### DATA SECTION

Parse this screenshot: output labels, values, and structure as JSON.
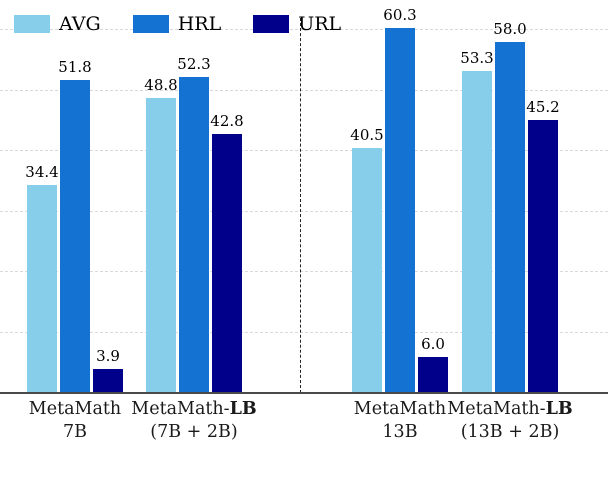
{
  "chart_data": {
    "type": "bar",
    "title": "",
    "xlabel": "",
    "ylabel": "",
    "ylim": [
      0,
      62
    ],
    "grid": true,
    "gridline_step": 10,
    "legend_position": "top-left",
    "separator_after_group": 2,
    "categories": [
      {
        "line1_normal": "MetaMath",
        "line1_bold": "",
        "line2": "7B"
      },
      {
        "line1_normal": "MetaMath-",
        "line1_bold": "LB",
        "line2": "(7B + 2B)"
      },
      {
        "line1_normal": "MetaMath",
        "line1_bold": "",
        "line2": "13B"
      },
      {
        "line1_normal": "MetaMath-",
        "line1_bold": "LB",
        "line2": "(13B + 2B)"
      }
    ],
    "series": [
      {
        "name": "AVG",
        "color": "#87CEEB",
        "values": [
          34.4,
          48.8,
          40.5,
          53.3
        ]
      },
      {
        "name": "HRL",
        "color": "#1473D2",
        "values": [
          51.8,
          52.3,
          60.3,
          58.0
        ]
      },
      {
        "name": "URL",
        "color": "#00008B",
        "values": [
          3.9,
          42.8,
          6.0,
          45.2
        ]
      }
    ],
    "colors": {
      "axis": "#4a4a4a",
      "gridline": "#d9d9d9",
      "separator": "#222222",
      "background": "#ffffff"
    }
  }
}
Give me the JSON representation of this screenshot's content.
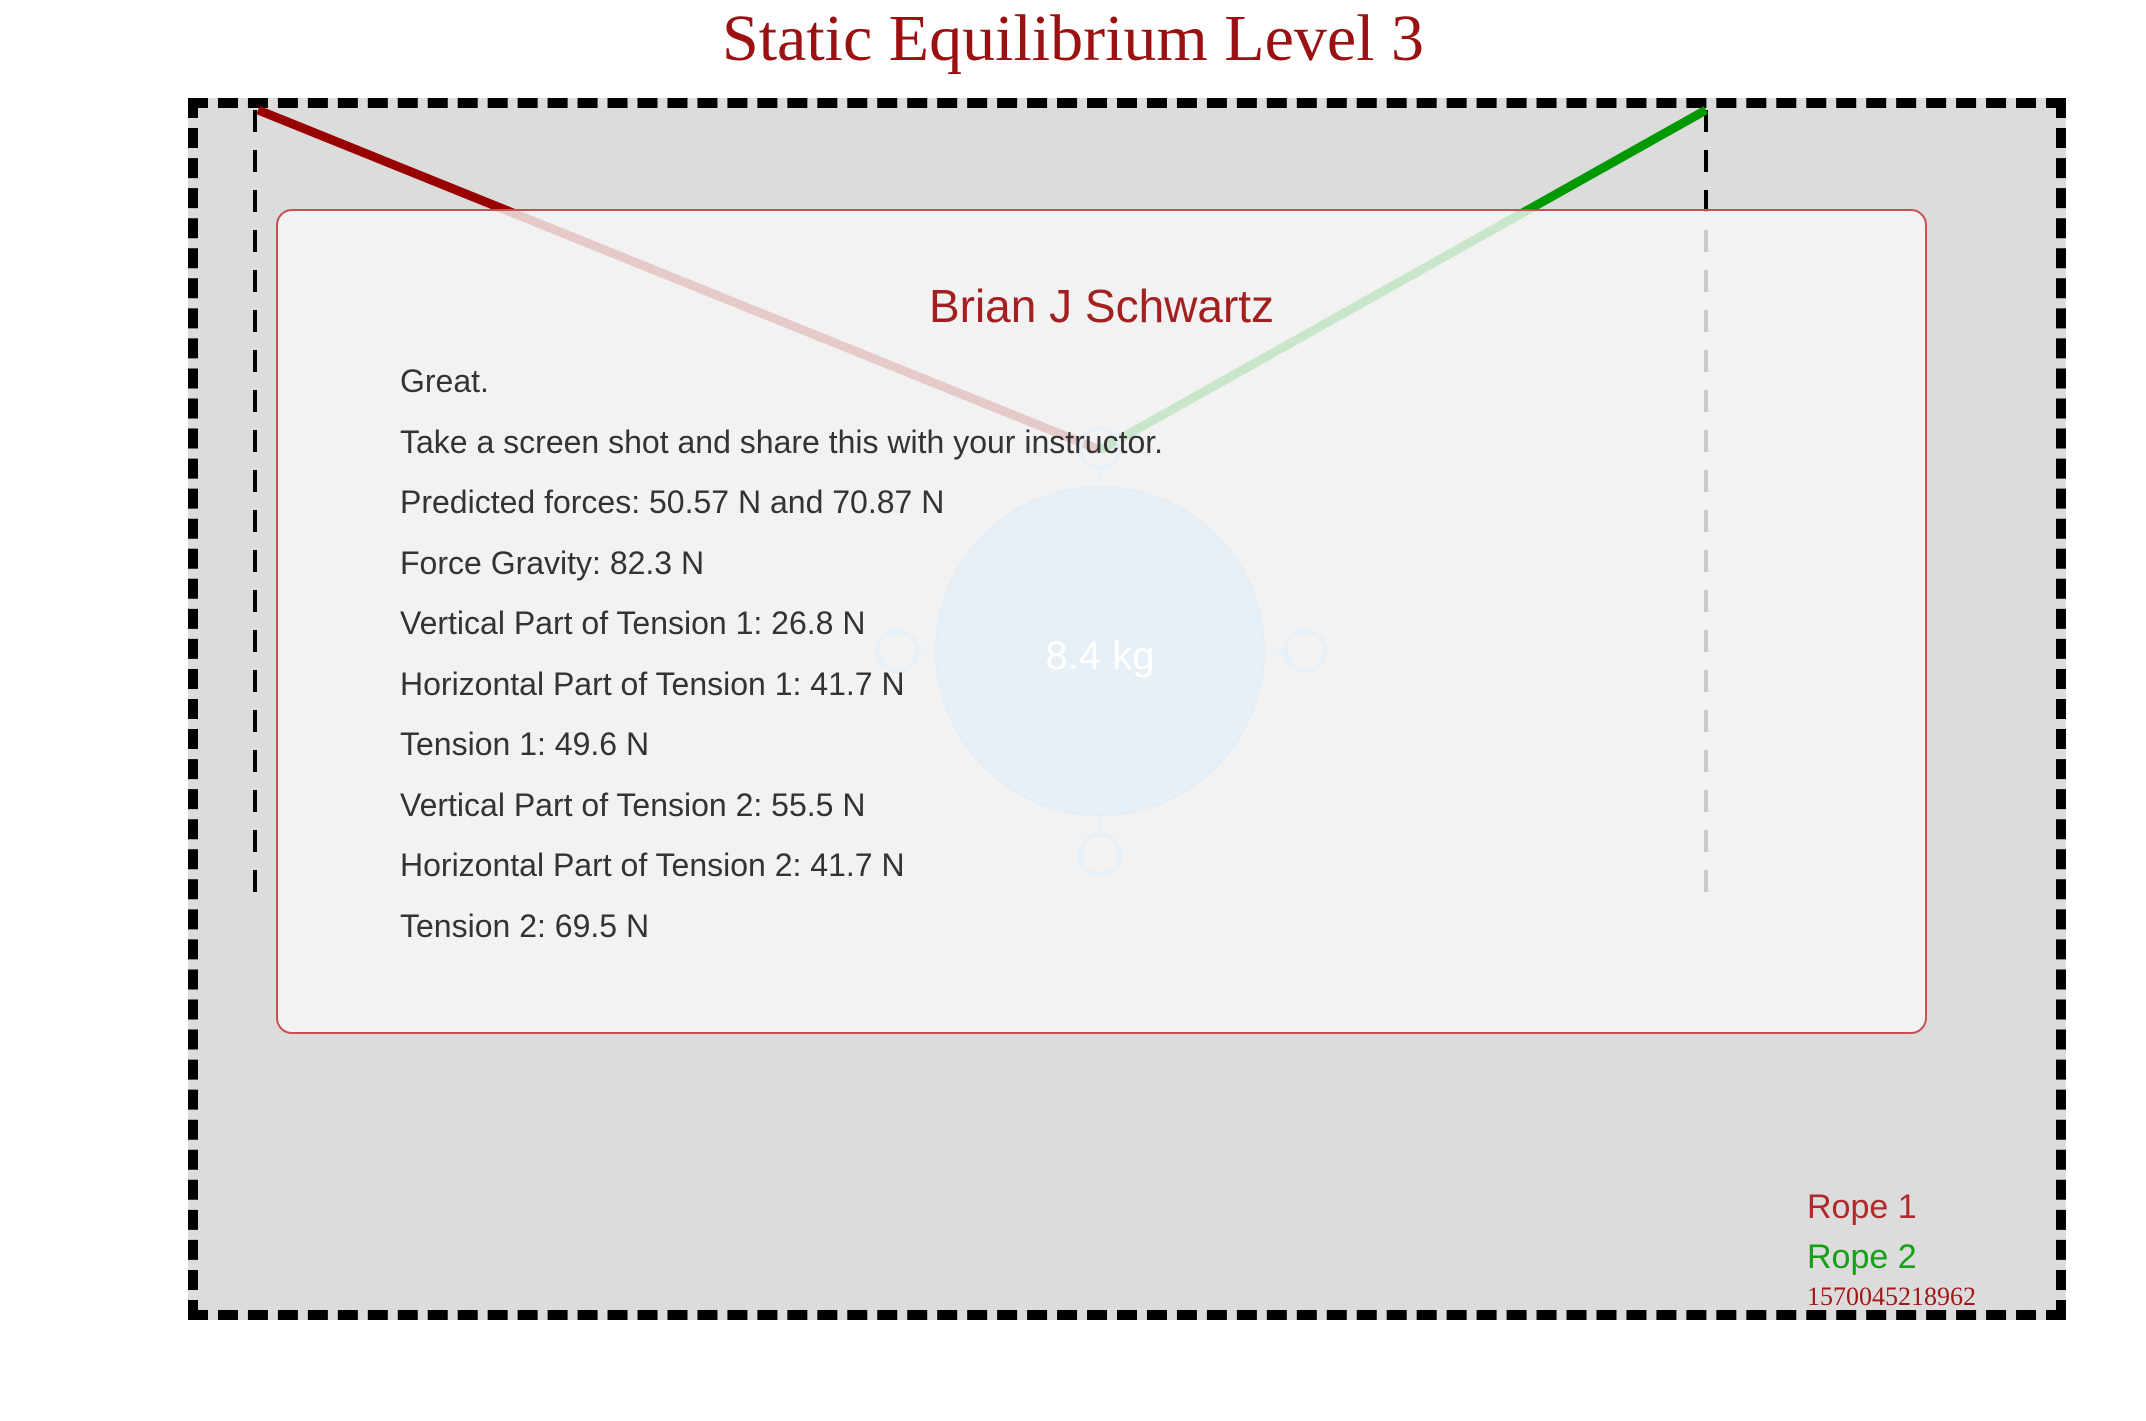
{
  "page": {
    "title": "Static Equilibrium Level 3"
  },
  "dialog": {
    "name": "Brian J Schwartz",
    "lines": [
      "Great.",
      "Take a screen shot and share this with your instructor.",
      "Predicted forces:  50.57 N and 70.87 N",
      "Force Gravity: 82.3 N",
      "Vertical Part of Tension 1: 26.8 N",
      "Horizontal Part of Tension 1: 41.7 N",
      "Tension 1: 49.6 N",
      "Vertical Part of Tension 2: 55.5 N",
      "Horizontal Part of Tension 2: 41.7 N",
      "Tension 2: 69.5 N"
    ]
  },
  "mass": {
    "label": "8.4 kg",
    "color": "#cde8fb"
  },
  "legend": {
    "rope1": {
      "label": "Rope 1",
      "color": "#990000"
    },
    "rope2": {
      "label": "Rope 2",
      "color": "#009900"
    },
    "timestamp": "1570045218962"
  }
}
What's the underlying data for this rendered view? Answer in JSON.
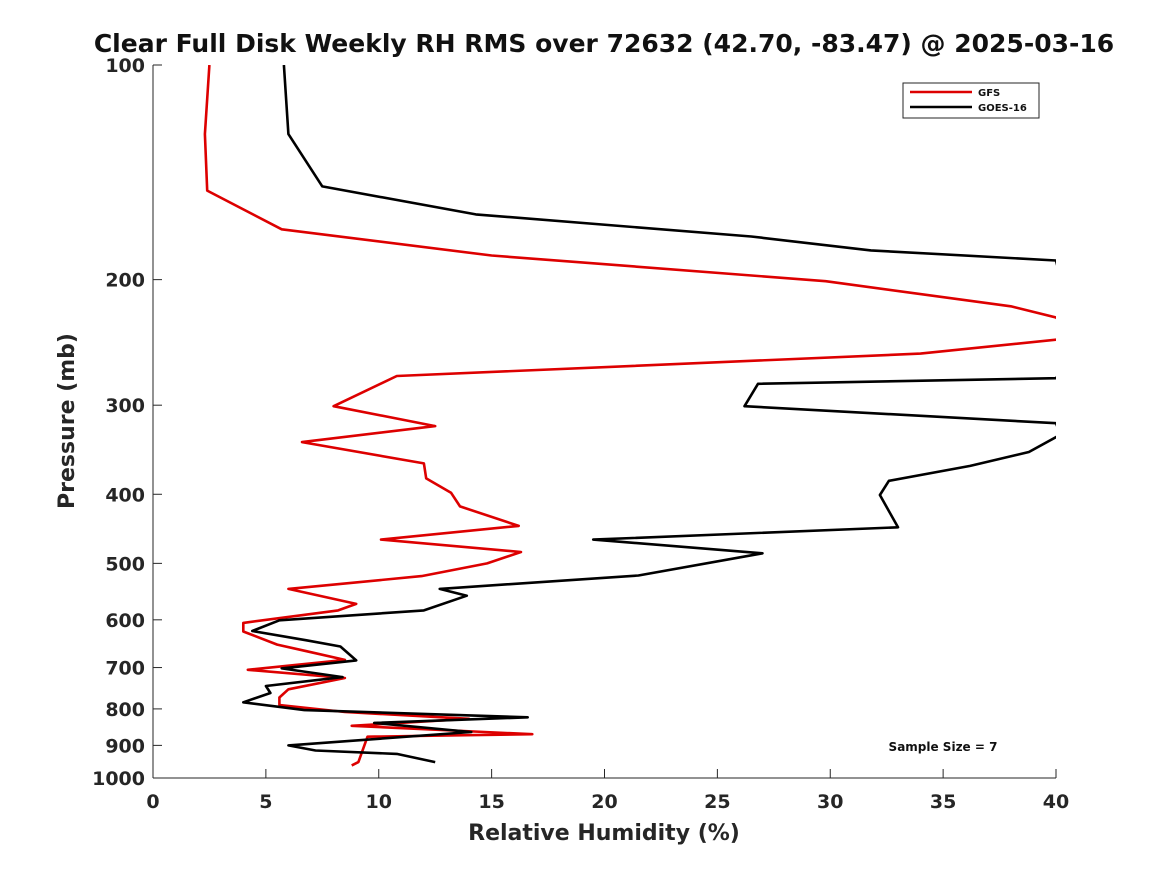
{
  "chart_data": {
    "type": "line",
    "title": "Clear Full Disk Weekly RH RMS over 72632 (42.70, -83.47) @ 2025-03-16",
    "xlabel": "Relative Humidity (%)",
    "ylabel": "Pressure (mb)",
    "xlim": [
      0,
      40
    ],
    "ylim": [
      100,
      1000
    ],
    "y_scale": "log",
    "y_reversed": true,
    "x_ticks": [
      0,
      5,
      10,
      15,
      20,
      25,
      30,
      35,
      40
    ],
    "y_ticks": [
      100,
      200,
      300,
      400,
      500,
      600,
      700,
      800,
      900,
      1000
    ],
    "grid": false,
    "legend_position": "top-right",
    "annotation": "Sample Size = 7",
    "series": [
      {
        "name": "GFS",
        "color": "#dd0000",
        "points": [
          [
            2.5,
            100
          ],
          [
            2.3,
            125
          ],
          [
            2.4,
            150
          ],
          [
            5.7,
            170
          ],
          [
            15.0,
            185
          ],
          [
            29.8,
            201
          ],
          [
            38.0,
            218
          ],
          [
            40.0,
            226
          ],
          [
            41.0,
            241
          ],
          [
            34.0,
            254
          ],
          [
            10.8,
            273
          ],
          [
            8.0,
            301
          ],
          [
            12.5,
            321
          ],
          [
            6.6,
            338
          ],
          [
            12.0,
            362
          ],
          [
            12.1,
            380
          ],
          [
            13.2,
            398
          ],
          [
            13.6,
            416
          ],
          [
            16.2,
            443
          ],
          [
            10.1,
            463
          ],
          [
            16.3,
            482
          ],
          [
            14.8,
            500
          ],
          [
            11.9,
            521
          ],
          [
            6.0,
            543
          ],
          [
            9.0,
            570
          ],
          [
            8.2,
            582
          ],
          [
            4.0,
            606
          ],
          [
            4.0,
            623
          ],
          [
            5.5,
            650
          ],
          [
            6.8,
            664
          ],
          [
            8.5,
            683
          ],
          [
            4.2,
            705
          ],
          [
            8.5,
            724
          ],
          [
            6.0,
            751
          ],
          [
            5.6,
            771
          ],
          [
            5.6,
            790
          ],
          [
            8.5,
            808
          ],
          [
            14.0,
            826
          ],
          [
            8.8,
            845
          ],
          [
            16.8,
            868
          ],
          [
            9.5,
            875
          ],
          [
            9.1,
            950
          ],
          [
            8.8,
            960
          ]
        ]
      },
      {
        "name": "GOES-16",
        "color": "#000000",
        "points": [
          [
            5.8,
            100
          ],
          [
            6.0,
            125
          ],
          [
            7.5,
            148
          ],
          [
            14.3,
            162
          ],
          [
            26.5,
            174
          ],
          [
            31.8,
            182
          ],
          [
            40.0,
            188
          ],
          [
            41.0,
            250
          ],
          [
            40.0,
            275
          ],
          [
            26.8,
            280
          ],
          [
            26.2,
            301
          ],
          [
            40.0,
            318
          ],
          [
            40.2,
            330
          ],
          [
            38.8,
            349
          ],
          [
            36.2,
            365
          ],
          [
            32.6,
            383
          ],
          [
            32.2,
            401
          ],
          [
            33.0,
            445
          ],
          [
            19.5,
            463
          ],
          [
            27.0,
            484
          ],
          [
            21.5,
            520
          ],
          [
            12.7,
            543
          ],
          [
            13.9,
            555
          ],
          [
            12.0,
            582
          ],
          [
            5.6,
            601
          ],
          [
            4.4,
            622
          ],
          [
            6.8,
            641
          ],
          [
            8.3,
            654
          ],
          [
            9.0,
            684
          ],
          [
            5.7,
            702
          ],
          [
            8.4,
            722
          ],
          [
            5.0,
            743
          ],
          [
            5.2,
            760
          ],
          [
            4.0,
            783
          ],
          [
            6.7,
            803
          ],
          [
            16.6,
            822
          ],
          [
            9.8,
            837
          ],
          [
            14.1,
            862
          ],
          [
            6.0,
            900
          ],
          [
            7.2,
            915
          ],
          [
            10.8,
            925
          ],
          [
            12.5,
            950
          ]
        ]
      }
    ]
  }
}
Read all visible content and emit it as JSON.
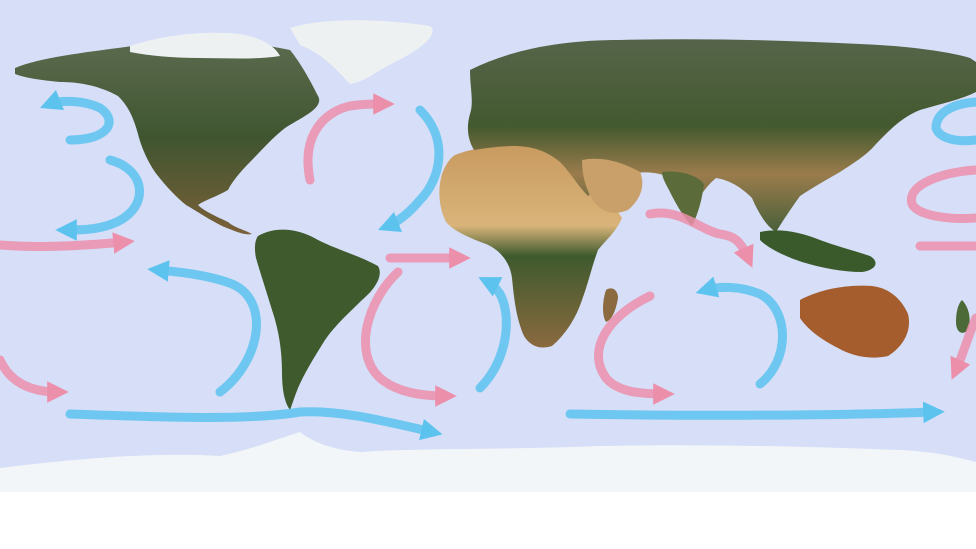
{
  "map": {
    "colors": {
      "ocean": "#d6def8",
      "antarctica": "#f3f6f8",
      "below_map": "#ffffff",
      "warm_current": "#ec8fab",
      "cold_current": "#5cc3ee",
      "land_green": "#3f5530",
      "land_brown": "#8a6a3e",
      "land_desert": "#d8b47c",
      "ice": "#eef1f2"
    },
    "current_types": [
      "warm",
      "cold"
    ]
  }
}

### STATED GOAL
Determine the number of lines in the entries above where the string "content" appears. Answer with the number alone.

### RESPONSE TO THIS TASK
2